_What the exercise asks_:
Copy out the whole listing below word for word, line by line, and leave out any pictures.

* begin Exercise materials *

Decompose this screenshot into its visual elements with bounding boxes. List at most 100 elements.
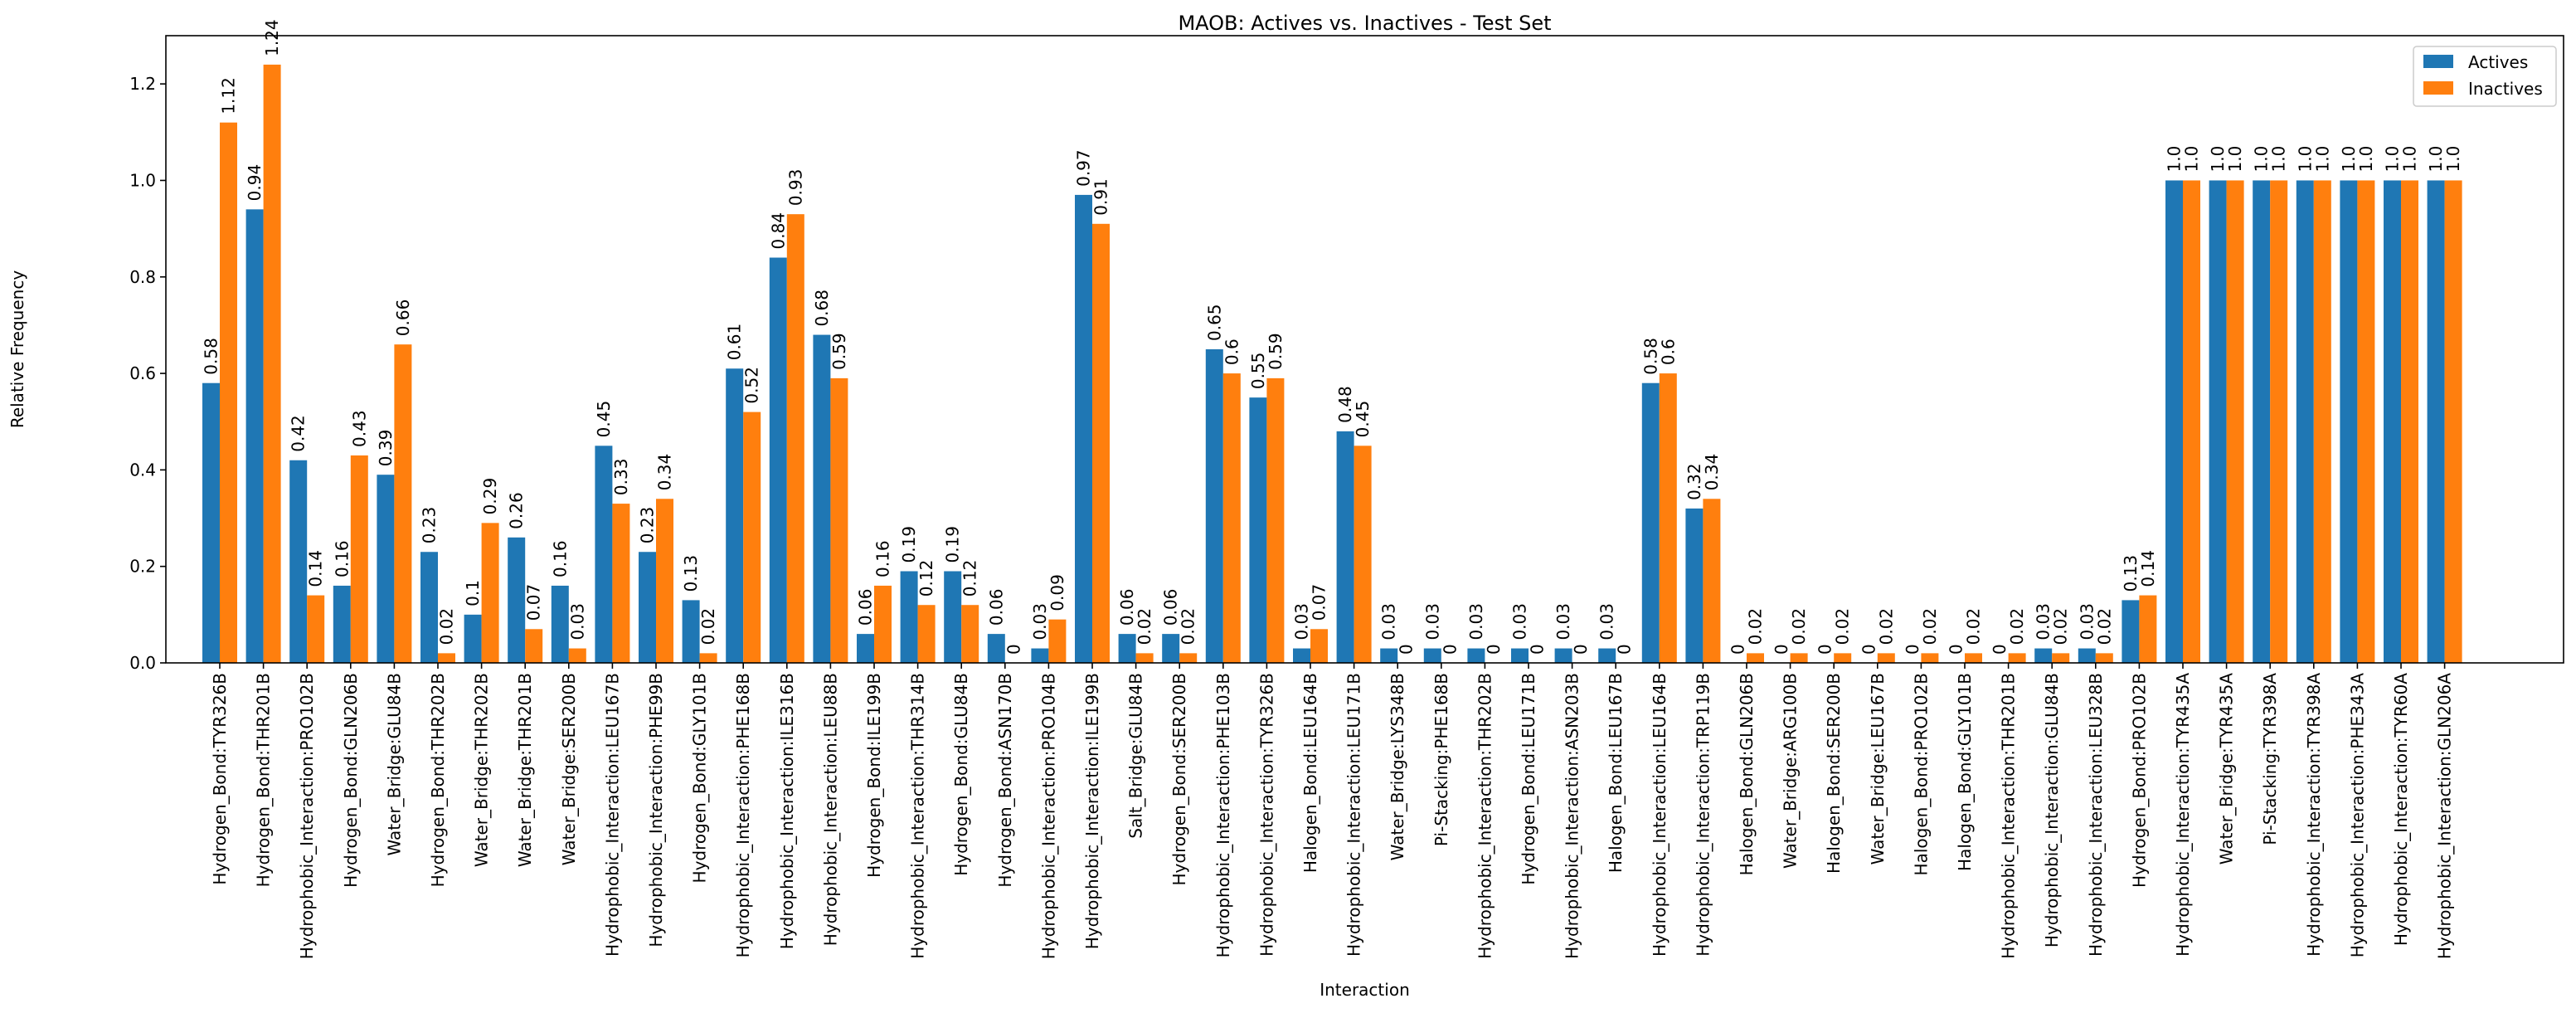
bar-actives-29	[1467, 648, 1485, 663]
bar-inactives-46	[2226, 180, 2244, 663]
bar-inactives-15	[874, 585, 892, 663]
x-tick-label-49: Hydrophobic_Interaction:PHE343A	[2347, 673, 2367, 958]
bar-label-actives-7: 0.26	[507, 492, 527, 529]
bar-inactives-33	[1659, 373, 1677, 663]
bar-inactives-50	[2401, 180, 2418, 663]
bar-label-actives-48: 1.0	[2295, 146, 2315, 173]
bar-label-inactives-1: 1.24	[262, 19, 282, 56]
x-tick-label-9: Hydrophobic_Interaction:LEU167B	[602, 673, 622, 957]
x-tick-label-28: Pi-Stacking:PHE168B	[1431, 673, 1451, 846]
bar-label-inactives-46: 1.0	[2225, 146, 2245, 173]
bar-inactives-16	[917, 605, 936, 663]
bar-label-actives-39: 0	[1903, 644, 1922, 655]
x-tick-label-19: Hydrophobic_Interaction:PRO104B	[1038, 673, 1058, 959]
x-tick-label-47: Pi-Stacking:TYR398A	[2260, 673, 2280, 845]
x-tick-label-6: Water_Bridge:THR202B	[472, 673, 492, 867]
x-tick-label-35: Halogen_Bond:GLN206B	[1737, 673, 1757, 875]
x-tick-label-30: Hydrogen_Bond:LEU171B	[1519, 673, 1538, 885]
bar-actives-5	[420, 552, 438, 663]
bar-actives-22	[1162, 634, 1180, 663]
bar-label-inactives-7: 0.07	[524, 584, 544, 621]
x-tick-label-12: Hydrophobic_Interaction:PHE168B	[733, 673, 753, 957]
bars-layer	[202, 64, 2462, 664]
x-tick-label-45: Hydrophobic_Interaction:TYR435A	[2173, 673, 2193, 957]
bar-label-inactives-18: 0	[1004, 644, 1023, 655]
x-tick-label-2: Hydrophobic_Interaction:PRO102B	[297, 673, 317, 959]
bar-inactives-4	[394, 344, 412, 663]
x-tick-label-50: Hydrophobic_Interaction:TYR60A	[2391, 673, 2411, 946]
x-tick-label-23: Hydrophobic_Interaction:PHE103B	[1213, 673, 1233, 957]
bar-label-actives-0: 0.58	[202, 338, 221, 375]
bar-inactives-21	[1135, 653, 1154, 663]
bar-inactives-36	[1790, 653, 1808, 663]
x-tick-label-7: Water_Bridge:THR201B	[515, 673, 535, 867]
x-axis-label: Interaction	[1320, 980, 1410, 1000]
bar-inactives-47	[2270, 180, 2288, 663]
bar-inactives-9	[612, 504, 630, 663]
bar-actives-0	[202, 382, 220, 663]
bar-label-actives-44: 0.13	[2121, 555, 2141, 592]
bar-label-actives-38: 0	[1859, 644, 1879, 655]
bar-label-inactives-13: 0.93	[785, 169, 805, 207]
bar-label-inactives-26: 0.45	[1353, 401, 1373, 438]
bar-label-actives-35: 0	[1728, 644, 1748, 655]
bar-label-actives-25: 0.03	[1292, 603, 1312, 640]
bar-inactives-13	[786, 214, 804, 663]
bar-inactives-43	[2095, 653, 2113, 663]
bar-label-actives-18: 0.06	[986, 589, 1006, 626]
bar-inactives-26	[1354, 446, 1372, 663]
bar-inactives-8	[568, 648, 586, 663]
bar-label-actives-15: 0.06	[856, 589, 876, 626]
bar-label-inactives-32: 0	[1615, 644, 1635, 655]
bar-label-actives-46: 1.0	[2208, 146, 2228, 173]
bar-label-inactives-39: 0.02	[1920, 608, 1940, 645]
y-tick-label-3: 0.6	[129, 363, 156, 383]
bar-label-actives-31: 0.03	[1553, 603, 1573, 640]
bar-actives-16	[900, 571, 918, 663]
x-tick-label-17: Hydrogen_Bond:GLU84B	[951, 673, 971, 876]
bar-actives-18	[987, 634, 1005, 663]
bar-label-actives-23: 0.65	[1204, 304, 1224, 341]
bar-label-inactives-6: 0.29	[480, 478, 500, 515]
bar-label-inactives-22: 0.02	[1179, 608, 1198, 645]
bar-actives-46	[2209, 180, 2227, 663]
bar-label-actives-33: 0.58	[1640, 338, 1660, 375]
bar-label-actives-50: 1.0	[2383, 146, 2403, 173]
bar-label-inactives-4: 0.66	[393, 300, 413, 337]
bar-inactives-45	[2183, 180, 2200, 663]
x-tick-label-39: Halogen_Bond:PRO102B	[1911, 673, 1931, 875]
bar-actives-4	[377, 475, 395, 663]
y-axis-label: Relative Frequency	[7, 270, 27, 428]
y-tick-label-6: 1.2	[129, 74, 156, 94]
bar-label-actives-1: 0.94	[245, 164, 265, 202]
bar-actives-24	[1249, 397, 1267, 663]
bar-label-inactives-50: 1.0	[2400, 146, 2420, 173]
bar-inactives-48	[2313, 180, 2331, 663]
x-tick-label-25: Halogen_Bond:LEU164B	[1300, 673, 1320, 873]
x-tick-label-29: Hydrophobic_Interaction:THR202B	[1475, 673, 1495, 959]
bar-label-inactives-45: 1.0	[2182, 146, 2202, 173]
x-tick-label-33: Hydrophobic_Interaction:LEU164B	[1650, 673, 1670, 957]
bar-label-inactives-41: 0.02	[2007, 608, 2027, 645]
bar-label-inactives-15: 0.16	[873, 540, 893, 577]
bar-label-inactives-14: 0.59	[829, 333, 849, 370]
x-tick-label-48: Hydrophobic_Interaction:TYR398A	[2304, 673, 2324, 957]
bar-actives-14	[813, 334, 831, 663]
bar-label-actives-26: 0.48	[1335, 386, 1355, 423]
bar-actives-17	[944, 571, 962, 663]
x-tick-label-26: Hydrophobic_Interaction:LEU171B	[1344, 673, 1364, 957]
bar-label-inactives-21: 0.02	[1135, 608, 1154, 645]
bar-actives-21	[1118, 634, 1136, 663]
bar-inactives-11	[699, 653, 717, 663]
bar-label-inactives-24: 0.59	[1266, 333, 1286, 370]
bar-label-inactives-43: 0.02	[2094, 608, 2114, 645]
bar-inactives-40	[1965, 653, 1982, 663]
bar-label-actives-36: 0	[1772, 644, 1791, 655]
x-tick-label-0: Hydrogen_Bond:TYR326B	[210, 673, 230, 885]
bar-actives-32	[1598, 648, 1616, 663]
x-tick-label-22: Hydrogen_Bond:SER200B	[1169, 673, 1189, 885]
bar-label-inactives-0: 1.12	[219, 77, 239, 114]
bar-actives-44	[2122, 600, 2140, 663]
bar-label-actives-13: 0.84	[768, 212, 788, 250]
x-tick-label-18: Hydrogen_Bond:ASN170B	[995, 673, 1015, 888]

* end Exercise materials *

_Solution_:
Decompose this screenshot into its visual elements with bounding boxes. List at most 100 elements.
bar-actives-29	[1467, 648, 1485, 663]
bar-inactives-46	[2226, 180, 2244, 663]
bar-inactives-15	[874, 585, 892, 663]
x-tick-label-49: Hydrophobic_Interaction:PHE343A	[2347, 673, 2367, 958]
bar-label-actives-7: 0.26	[507, 492, 527, 529]
bar-inactives-33	[1659, 373, 1677, 663]
bar-inactives-50	[2401, 180, 2418, 663]
bar-label-actives-48: 1.0	[2295, 146, 2315, 173]
bar-label-inactives-1: 1.24	[262, 19, 282, 56]
x-tick-label-9: Hydrophobic_Interaction:LEU167B	[602, 673, 622, 957]
x-tick-label-28: Pi-Stacking:PHE168B	[1431, 673, 1451, 846]
bar-label-inactives-46: 1.0	[2225, 146, 2245, 173]
bar-inactives-16	[917, 605, 936, 663]
bar-label-actives-39: 0	[1903, 644, 1922, 655]
x-tick-label-19: Hydrophobic_Interaction:PRO104B	[1038, 673, 1058, 959]
x-tick-label-47: Pi-Stacking:TYR398A	[2260, 673, 2280, 845]
x-tick-label-6: Water_Bridge:THR202B	[472, 673, 492, 867]
x-tick-label-35: Halogen_Bond:GLN206B	[1737, 673, 1757, 875]
x-tick-label-30: Hydrogen_Bond:LEU171B	[1519, 673, 1538, 885]
bar-actives-5	[420, 552, 438, 663]
bar-actives-22	[1162, 634, 1180, 663]
bar-label-inactives-7: 0.07	[524, 584, 544, 621]
x-tick-label-12: Hydrophobic_Interaction:PHE168B	[733, 673, 753, 957]
bars-layer	[202, 64, 2462, 664]
x-tick-label-45: Hydrophobic_Interaction:TYR435A	[2173, 673, 2193, 957]
bar-label-inactives-18: 0	[1004, 644, 1023, 655]
x-tick-label-2: Hydrophobic_Interaction:PRO102B	[297, 673, 317, 959]
bar-inactives-4	[394, 344, 412, 663]
x-tick-label-50: Hydrophobic_Interaction:TYR60A	[2391, 673, 2411, 946]
x-tick-label-23: Hydrophobic_Interaction:PHE103B	[1213, 673, 1233, 957]
bar-label-actives-0: 0.58	[202, 338, 221, 375]
bar-inactives-21	[1135, 653, 1154, 663]
bar-inactives-36	[1790, 653, 1808, 663]
x-tick-label-7: Water_Bridge:THR201B	[515, 673, 535, 867]
x-axis-label: Interaction	[1320, 980, 1410, 1000]
bar-inactives-47	[2270, 180, 2288, 663]
bar-inactives-9	[612, 504, 630, 663]
bar-actives-0	[202, 382, 220, 663]
bar-label-actives-44: 0.13	[2121, 555, 2141, 592]
bar-label-actives-38: 0	[1859, 644, 1879, 655]
bar-label-inactives-13: 0.93	[785, 169, 805, 207]
bar-label-inactives-26: 0.45	[1353, 401, 1373, 438]
bar-label-actives-35: 0	[1728, 644, 1748, 655]
bar-label-actives-25: 0.03	[1292, 603, 1312, 640]
bar-inactives-13	[786, 214, 804, 663]
bar-inactives-43	[2095, 653, 2113, 663]
bar-label-actives-18: 0.06	[986, 589, 1006, 626]
bar-inactives-26	[1354, 446, 1372, 663]
bar-inactives-8	[568, 648, 586, 663]
bar-label-actives-15: 0.06	[856, 589, 876, 626]
bar-label-inactives-32: 0	[1615, 644, 1635, 655]
bar-label-actives-46: 1.0	[2208, 146, 2228, 173]
bar-label-inactives-39: 0.02	[1920, 608, 1940, 645]
y-tick-label-3: 0.6	[129, 363, 156, 383]
bar-label-actives-31: 0.03	[1553, 603, 1573, 640]
bar-actives-16	[900, 571, 918, 663]
x-tick-label-17: Hydrogen_Bond:GLU84B	[951, 673, 971, 876]
bar-actives-18	[987, 634, 1005, 663]
bar-label-actives-23: 0.65	[1204, 304, 1224, 341]
bar-label-inactives-6: 0.29	[480, 478, 500, 515]
bar-label-inactives-22: 0.02	[1179, 608, 1198, 645]
bar-actives-46	[2209, 180, 2227, 663]
bar-label-actives-33: 0.58	[1640, 338, 1660, 375]
bar-label-actives-50: 1.0	[2383, 146, 2403, 173]
bar-label-inactives-4: 0.66	[393, 300, 413, 337]
bar-inactives-45	[2183, 180, 2200, 663]
x-tick-label-39: Halogen_Bond:PRO102B	[1911, 673, 1931, 875]
bar-actives-4	[377, 475, 395, 663]
y-axis-label: Relative Frequency	[7, 270, 27, 428]
y-tick-label-6: 1.2	[129, 74, 156, 94]
bar-label-actives-1: 0.94	[245, 164, 265, 202]
bar-actives-24	[1249, 397, 1267, 663]
bar-label-inactives-50: 1.0	[2400, 146, 2420, 173]
bar-inactives-48	[2313, 180, 2331, 663]
x-tick-label-25: Halogen_Bond:LEU164B	[1300, 673, 1320, 873]
x-tick-label-29: Hydrophobic_Interaction:THR202B	[1475, 673, 1495, 959]
bar-label-inactives-45: 1.0	[2182, 146, 2202, 173]
x-tick-label-33: Hydrophobic_Interaction:LEU164B	[1650, 673, 1670, 957]
bar-label-inactives-41: 0.02	[2007, 608, 2027, 645]
bar-label-inactives-15: 0.16	[873, 540, 893, 577]
bar-label-inactives-14: 0.59	[829, 333, 849, 370]
x-tick-label-48: Hydrophobic_Interaction:TYR398A	[2304, 673, 2324, 957]
bar-actives-14	[813, 334, 831, 663]
bar-label-actives-26: 0.48	[1335, 386, 1355, 423]
bar-actives-17	[944, 571, 962, 663]
x-tick-label-26: Hydrophobic_Interaction:LEU171B	[1344, 673, 1364, 957]
bar-label-inactives-21: 0.02	[1135, 608, 1154, 645]
bar-actives-21	[1118, 634, 1136, 663]
bar-inactives-11	[699, 653, 717, 663]
bar-label-inactives-24: 0.59	[1266, 333, 1286, 370]
bar-label-inactives-43: 0.02	[2094, 608, 2114, 645]
bar-inactives-40	[1965, 653, 1982, 663]
bar-label-actives-36: 0	[1772, 644, 1791, 655]
x-tick-label-0: Hydrogen_Bond:TYR326B	[210, 673, 230, 885]
bar-actives-32	[1598, 648, 1616, 663]
x-tick-label-22: Hydrogen_Bond:SER200B	[1169, 673, 1189, 885]
bar-label-inactives-0: 1.12	[219, 77, 239, 114]
bar-actives-44	[2122, 600, 2140, 663]
bar-label-actives-13: 0.84	[768, 212, 788, 250]
x-tick-label-18: Hydrogen_Bond:ASN170B	[995, 673, 1015, 888]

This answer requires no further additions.